Select from the data all lines with the word "online".

Structured figure records
= = =

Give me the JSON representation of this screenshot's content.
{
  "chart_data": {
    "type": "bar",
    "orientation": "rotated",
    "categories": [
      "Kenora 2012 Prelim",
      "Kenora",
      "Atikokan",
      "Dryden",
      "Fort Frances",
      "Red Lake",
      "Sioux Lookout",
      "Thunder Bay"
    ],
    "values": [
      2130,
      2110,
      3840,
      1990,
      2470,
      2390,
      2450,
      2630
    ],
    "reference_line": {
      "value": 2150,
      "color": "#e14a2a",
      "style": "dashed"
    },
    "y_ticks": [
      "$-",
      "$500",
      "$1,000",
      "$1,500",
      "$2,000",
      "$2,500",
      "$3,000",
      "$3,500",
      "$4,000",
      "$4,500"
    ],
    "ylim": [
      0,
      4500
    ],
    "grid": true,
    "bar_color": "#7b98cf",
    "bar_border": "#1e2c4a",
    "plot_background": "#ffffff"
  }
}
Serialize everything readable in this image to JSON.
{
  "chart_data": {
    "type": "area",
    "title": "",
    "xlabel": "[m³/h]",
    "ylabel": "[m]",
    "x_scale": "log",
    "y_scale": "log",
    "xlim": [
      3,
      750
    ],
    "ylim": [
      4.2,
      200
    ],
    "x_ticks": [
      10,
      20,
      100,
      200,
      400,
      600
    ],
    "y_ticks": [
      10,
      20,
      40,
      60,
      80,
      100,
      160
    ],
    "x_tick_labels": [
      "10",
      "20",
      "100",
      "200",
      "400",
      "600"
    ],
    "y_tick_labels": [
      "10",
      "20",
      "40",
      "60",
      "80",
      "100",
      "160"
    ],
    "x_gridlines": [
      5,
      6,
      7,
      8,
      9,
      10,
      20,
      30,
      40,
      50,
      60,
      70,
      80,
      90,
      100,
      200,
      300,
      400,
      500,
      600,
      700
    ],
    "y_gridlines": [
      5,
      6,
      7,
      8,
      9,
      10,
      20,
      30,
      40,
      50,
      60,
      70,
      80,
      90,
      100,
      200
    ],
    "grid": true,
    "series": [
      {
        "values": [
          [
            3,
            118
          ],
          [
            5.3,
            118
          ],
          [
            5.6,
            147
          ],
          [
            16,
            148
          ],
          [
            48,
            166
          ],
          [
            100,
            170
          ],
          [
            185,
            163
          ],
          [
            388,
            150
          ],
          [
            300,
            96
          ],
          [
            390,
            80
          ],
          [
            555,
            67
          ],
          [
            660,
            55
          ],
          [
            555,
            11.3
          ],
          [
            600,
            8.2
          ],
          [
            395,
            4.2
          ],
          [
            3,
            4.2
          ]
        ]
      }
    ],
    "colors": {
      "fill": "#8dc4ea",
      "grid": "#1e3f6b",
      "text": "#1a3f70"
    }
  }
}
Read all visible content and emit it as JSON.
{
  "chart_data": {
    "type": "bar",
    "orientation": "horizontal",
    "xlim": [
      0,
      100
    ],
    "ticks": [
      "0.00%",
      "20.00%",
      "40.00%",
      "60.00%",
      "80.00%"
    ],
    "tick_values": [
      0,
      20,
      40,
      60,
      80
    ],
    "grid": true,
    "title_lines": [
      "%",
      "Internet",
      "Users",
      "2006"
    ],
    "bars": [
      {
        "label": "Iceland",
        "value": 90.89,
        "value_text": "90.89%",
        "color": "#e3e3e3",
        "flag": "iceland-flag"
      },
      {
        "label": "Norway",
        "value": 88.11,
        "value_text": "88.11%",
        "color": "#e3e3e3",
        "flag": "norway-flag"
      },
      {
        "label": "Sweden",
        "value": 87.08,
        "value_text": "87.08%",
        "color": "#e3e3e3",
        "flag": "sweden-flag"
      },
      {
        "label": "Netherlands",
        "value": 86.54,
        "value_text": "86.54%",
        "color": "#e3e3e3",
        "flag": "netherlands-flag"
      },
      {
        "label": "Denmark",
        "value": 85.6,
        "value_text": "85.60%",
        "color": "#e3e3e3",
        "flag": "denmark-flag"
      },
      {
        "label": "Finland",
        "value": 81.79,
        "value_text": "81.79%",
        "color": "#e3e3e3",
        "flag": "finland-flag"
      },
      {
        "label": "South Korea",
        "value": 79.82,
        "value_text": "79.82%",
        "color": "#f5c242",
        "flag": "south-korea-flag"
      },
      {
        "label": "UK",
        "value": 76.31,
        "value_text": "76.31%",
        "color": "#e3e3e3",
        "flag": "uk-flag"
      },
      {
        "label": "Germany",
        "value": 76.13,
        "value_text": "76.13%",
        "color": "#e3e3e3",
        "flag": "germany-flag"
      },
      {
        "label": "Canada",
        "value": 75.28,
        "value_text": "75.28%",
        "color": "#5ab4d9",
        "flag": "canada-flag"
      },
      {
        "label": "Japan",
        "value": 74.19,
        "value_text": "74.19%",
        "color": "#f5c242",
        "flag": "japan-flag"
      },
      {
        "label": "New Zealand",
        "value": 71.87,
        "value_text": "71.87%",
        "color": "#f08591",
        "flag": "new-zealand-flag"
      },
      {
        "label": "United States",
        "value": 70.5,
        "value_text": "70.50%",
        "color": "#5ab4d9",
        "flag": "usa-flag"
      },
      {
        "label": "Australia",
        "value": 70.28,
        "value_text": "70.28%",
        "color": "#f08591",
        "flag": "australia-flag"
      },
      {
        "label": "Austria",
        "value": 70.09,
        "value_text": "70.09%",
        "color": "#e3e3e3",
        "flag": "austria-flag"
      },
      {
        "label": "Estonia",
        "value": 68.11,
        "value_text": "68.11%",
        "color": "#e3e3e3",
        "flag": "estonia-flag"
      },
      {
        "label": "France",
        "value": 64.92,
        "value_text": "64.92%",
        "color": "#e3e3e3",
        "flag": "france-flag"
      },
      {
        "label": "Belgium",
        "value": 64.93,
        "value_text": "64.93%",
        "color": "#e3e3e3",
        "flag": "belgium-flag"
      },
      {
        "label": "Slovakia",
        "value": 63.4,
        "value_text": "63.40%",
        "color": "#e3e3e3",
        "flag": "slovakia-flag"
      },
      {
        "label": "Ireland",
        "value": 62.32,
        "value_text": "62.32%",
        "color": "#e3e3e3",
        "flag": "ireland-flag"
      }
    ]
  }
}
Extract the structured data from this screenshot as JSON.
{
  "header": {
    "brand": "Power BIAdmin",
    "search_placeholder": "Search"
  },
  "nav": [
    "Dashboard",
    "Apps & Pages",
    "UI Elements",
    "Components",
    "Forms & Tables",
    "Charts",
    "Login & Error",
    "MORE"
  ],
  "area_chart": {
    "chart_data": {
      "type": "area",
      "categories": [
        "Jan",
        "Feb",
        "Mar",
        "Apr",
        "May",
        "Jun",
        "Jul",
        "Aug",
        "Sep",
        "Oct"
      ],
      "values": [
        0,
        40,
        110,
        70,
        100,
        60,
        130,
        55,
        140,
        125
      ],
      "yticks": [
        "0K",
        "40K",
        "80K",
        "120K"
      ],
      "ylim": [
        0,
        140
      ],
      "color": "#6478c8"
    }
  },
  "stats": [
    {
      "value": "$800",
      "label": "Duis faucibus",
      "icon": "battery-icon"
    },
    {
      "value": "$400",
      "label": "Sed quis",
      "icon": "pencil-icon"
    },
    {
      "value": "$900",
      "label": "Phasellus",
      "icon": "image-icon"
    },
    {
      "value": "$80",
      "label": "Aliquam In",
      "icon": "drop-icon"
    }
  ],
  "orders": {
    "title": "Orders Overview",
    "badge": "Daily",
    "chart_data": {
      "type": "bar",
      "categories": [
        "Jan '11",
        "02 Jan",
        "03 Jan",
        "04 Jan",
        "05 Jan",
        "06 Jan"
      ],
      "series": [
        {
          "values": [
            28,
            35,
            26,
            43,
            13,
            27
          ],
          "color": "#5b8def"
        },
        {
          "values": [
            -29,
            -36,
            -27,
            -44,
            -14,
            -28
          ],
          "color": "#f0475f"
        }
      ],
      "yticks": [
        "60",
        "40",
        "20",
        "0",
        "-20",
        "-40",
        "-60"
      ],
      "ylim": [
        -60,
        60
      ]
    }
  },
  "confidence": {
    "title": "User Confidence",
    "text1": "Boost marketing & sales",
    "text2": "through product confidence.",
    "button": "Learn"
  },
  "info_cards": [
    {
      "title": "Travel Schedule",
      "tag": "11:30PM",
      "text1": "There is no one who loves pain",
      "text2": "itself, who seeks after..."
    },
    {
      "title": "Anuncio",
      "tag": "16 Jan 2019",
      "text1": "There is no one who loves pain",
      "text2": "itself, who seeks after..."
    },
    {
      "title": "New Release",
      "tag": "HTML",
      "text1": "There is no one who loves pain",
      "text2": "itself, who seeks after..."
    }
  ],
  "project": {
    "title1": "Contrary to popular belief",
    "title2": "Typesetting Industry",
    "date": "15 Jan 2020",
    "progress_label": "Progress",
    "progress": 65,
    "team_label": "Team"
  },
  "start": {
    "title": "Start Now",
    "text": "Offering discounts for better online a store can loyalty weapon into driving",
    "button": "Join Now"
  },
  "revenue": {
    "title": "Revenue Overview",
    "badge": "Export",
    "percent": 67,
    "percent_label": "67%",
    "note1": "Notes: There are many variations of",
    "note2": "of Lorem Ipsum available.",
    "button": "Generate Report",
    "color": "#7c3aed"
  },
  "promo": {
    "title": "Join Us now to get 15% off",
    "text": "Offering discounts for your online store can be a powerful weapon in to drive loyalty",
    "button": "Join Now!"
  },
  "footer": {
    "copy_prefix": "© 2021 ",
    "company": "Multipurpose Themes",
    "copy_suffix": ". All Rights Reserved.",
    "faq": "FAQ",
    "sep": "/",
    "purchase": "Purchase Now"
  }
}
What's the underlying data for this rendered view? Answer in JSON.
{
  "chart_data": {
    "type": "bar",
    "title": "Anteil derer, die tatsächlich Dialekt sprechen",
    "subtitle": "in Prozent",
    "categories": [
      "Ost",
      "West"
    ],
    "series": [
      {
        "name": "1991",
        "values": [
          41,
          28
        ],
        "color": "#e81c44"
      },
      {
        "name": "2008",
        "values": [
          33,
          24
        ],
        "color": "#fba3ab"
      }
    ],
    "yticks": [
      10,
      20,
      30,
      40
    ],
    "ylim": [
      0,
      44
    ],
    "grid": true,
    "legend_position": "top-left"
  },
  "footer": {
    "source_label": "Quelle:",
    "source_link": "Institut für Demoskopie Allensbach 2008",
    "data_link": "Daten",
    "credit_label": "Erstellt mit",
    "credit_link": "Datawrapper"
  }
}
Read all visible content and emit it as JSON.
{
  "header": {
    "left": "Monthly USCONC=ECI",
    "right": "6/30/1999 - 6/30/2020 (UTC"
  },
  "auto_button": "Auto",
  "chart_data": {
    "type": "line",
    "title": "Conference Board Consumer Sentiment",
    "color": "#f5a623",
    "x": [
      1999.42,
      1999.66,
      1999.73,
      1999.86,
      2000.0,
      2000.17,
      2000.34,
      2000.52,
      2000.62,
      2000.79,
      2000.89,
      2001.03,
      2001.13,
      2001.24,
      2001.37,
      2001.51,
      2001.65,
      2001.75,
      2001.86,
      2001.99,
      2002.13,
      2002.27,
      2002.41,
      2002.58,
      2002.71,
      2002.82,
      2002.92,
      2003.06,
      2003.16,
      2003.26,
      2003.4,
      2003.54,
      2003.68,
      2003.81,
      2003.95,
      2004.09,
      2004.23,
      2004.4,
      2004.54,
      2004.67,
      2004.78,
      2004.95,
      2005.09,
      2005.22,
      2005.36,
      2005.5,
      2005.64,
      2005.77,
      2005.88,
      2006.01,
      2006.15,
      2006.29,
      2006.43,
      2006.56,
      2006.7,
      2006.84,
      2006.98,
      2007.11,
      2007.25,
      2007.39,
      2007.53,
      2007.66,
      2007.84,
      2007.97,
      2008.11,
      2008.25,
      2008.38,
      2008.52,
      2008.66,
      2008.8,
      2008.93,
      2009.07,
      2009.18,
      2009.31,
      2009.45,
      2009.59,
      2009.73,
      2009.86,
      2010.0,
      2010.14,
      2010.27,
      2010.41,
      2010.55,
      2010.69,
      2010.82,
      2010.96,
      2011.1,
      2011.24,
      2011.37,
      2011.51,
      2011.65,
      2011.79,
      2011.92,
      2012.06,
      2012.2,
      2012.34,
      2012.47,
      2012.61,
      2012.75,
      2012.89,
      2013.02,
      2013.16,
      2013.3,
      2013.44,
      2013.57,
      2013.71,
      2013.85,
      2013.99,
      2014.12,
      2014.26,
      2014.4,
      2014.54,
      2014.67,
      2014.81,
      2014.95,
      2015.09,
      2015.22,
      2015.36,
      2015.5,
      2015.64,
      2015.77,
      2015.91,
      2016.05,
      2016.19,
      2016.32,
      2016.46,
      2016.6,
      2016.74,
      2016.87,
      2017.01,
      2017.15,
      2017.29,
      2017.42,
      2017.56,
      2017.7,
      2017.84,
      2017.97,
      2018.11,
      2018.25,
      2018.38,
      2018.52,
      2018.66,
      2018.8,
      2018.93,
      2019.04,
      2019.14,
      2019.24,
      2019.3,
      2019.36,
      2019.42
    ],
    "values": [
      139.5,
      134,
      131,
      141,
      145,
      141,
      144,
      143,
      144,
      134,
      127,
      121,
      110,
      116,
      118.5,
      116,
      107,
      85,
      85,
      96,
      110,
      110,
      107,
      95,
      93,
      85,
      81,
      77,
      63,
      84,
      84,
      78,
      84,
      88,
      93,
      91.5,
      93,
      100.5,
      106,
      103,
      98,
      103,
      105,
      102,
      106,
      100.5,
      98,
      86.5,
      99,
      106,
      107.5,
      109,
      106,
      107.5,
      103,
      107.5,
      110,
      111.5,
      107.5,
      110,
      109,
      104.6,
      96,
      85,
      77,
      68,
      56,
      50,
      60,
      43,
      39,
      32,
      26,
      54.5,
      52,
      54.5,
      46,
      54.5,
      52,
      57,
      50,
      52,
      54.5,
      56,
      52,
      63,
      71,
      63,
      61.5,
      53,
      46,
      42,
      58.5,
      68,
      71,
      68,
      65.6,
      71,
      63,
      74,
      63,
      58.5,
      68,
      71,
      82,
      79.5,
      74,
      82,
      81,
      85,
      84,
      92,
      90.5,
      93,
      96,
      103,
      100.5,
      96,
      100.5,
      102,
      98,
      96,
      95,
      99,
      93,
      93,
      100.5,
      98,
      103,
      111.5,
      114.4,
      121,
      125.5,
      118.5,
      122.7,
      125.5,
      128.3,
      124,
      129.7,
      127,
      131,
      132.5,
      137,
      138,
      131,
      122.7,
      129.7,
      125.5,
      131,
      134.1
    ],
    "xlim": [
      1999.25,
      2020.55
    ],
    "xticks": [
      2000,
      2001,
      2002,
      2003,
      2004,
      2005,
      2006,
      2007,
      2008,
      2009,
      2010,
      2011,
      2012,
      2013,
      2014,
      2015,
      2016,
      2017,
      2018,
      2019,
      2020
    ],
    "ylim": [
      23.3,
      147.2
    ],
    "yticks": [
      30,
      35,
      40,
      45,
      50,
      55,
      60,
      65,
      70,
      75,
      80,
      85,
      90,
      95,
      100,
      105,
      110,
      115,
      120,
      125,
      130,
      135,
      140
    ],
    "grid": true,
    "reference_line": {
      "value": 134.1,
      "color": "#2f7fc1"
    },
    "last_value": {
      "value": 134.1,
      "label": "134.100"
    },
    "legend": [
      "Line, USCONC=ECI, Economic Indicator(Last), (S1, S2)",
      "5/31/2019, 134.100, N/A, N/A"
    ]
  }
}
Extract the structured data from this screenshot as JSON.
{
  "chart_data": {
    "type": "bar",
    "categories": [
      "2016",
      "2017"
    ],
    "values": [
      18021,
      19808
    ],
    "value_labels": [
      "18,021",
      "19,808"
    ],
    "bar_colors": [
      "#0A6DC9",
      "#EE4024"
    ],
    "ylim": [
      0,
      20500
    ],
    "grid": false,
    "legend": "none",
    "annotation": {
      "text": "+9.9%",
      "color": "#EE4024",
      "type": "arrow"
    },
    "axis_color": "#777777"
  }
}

= = =

Response for this exercise:
    "text": "Offering discounts for better online a store can loyalty weapon into driving",
    "text": "Offering discounts for your online store can be a powerful weapon in to drive loyalty",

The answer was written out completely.